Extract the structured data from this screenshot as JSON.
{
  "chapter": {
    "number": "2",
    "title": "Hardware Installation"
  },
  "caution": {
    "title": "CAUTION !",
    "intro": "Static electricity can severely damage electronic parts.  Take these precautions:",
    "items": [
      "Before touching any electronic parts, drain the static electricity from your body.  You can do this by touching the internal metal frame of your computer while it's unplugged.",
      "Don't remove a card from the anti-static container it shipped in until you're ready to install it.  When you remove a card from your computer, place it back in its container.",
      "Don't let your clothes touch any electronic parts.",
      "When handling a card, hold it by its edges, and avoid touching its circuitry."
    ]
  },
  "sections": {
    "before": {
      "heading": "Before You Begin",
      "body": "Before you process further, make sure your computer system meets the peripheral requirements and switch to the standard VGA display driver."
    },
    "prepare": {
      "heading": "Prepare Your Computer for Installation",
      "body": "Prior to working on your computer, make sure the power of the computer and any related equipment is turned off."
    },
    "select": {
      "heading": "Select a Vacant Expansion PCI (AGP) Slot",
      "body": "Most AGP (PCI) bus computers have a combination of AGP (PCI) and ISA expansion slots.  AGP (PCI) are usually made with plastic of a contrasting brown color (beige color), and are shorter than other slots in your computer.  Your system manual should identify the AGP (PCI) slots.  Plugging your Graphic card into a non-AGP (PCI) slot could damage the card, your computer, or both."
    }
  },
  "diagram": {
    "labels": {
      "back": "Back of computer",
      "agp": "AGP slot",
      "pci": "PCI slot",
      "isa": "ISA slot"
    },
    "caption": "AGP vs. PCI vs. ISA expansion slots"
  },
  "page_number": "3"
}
━━━━━━━━━━━━━━━━━━━━
* **Problem description**
Each line of the listing should be echoed back exactly.

* **Response to the exercise**
Extract the structured data from this screenshot as JSON.
{
  "chapter": {
    "number": "2",
    "title": "Hardware Installation"
  },
  "caution": {
    "title": "CAUTION !",
    "intro": "Static electricity can severely damage electronic parts.  Take these precautions:",
    "items": [
      "Before touching any electronic parts, drain the static electricity from your body.  You can do this by touching the internal metal frame of your computer while it's unplugged.",
      "Don't remove a card from the anti-static container it shipped in until you're ready to install it.  When you remove a card from your computer, place it back in its container.",
      "Don't let your clothes touch any electronic parts.",
      "When handling a card, hold it by its edges, and avoid touching its circuitry."
    ]
  },
  "sections": {
    "before": {
      "heading": "Before You Begin",
      "body": "Before you process further, make sure your computer system meets the peripheral requirements and switch to the standard VGA display driver."
    },
    "prepare": {
      "heading": "Prepare Your Computer for Installation",
      "body": "Prior to working on your computer, make sure the power of the computer and any related equipment is turned off."
    },
    "select": {
      "heading": "Select a Vacant Expansion PCI (AGP) Slot",
      "body": "Most AGP (PCI) bus computers have a combination of AGP (PCI) and ISA expansion slots.  AGP (PCI) are usually made with plastic of a contrasting brown color (beige color), and are shorter than other slots in your computer.  Your system manual should identify the AGP (PCI) slots.  Plugging your Graphic card into a non-AGP (PCI) slot could damage the card, your computer, or both."
    }
  },
  "diagram": {
    "labels": {
      "back": "Back of computer",
      "agp": "AGP slot",
      "pci": "PCI slot",
      "isa": "ISA slot"
    },
    "caption": "AGP vs. PCI vs. ISA expansion slots"
  },
  "page_number": "3"
}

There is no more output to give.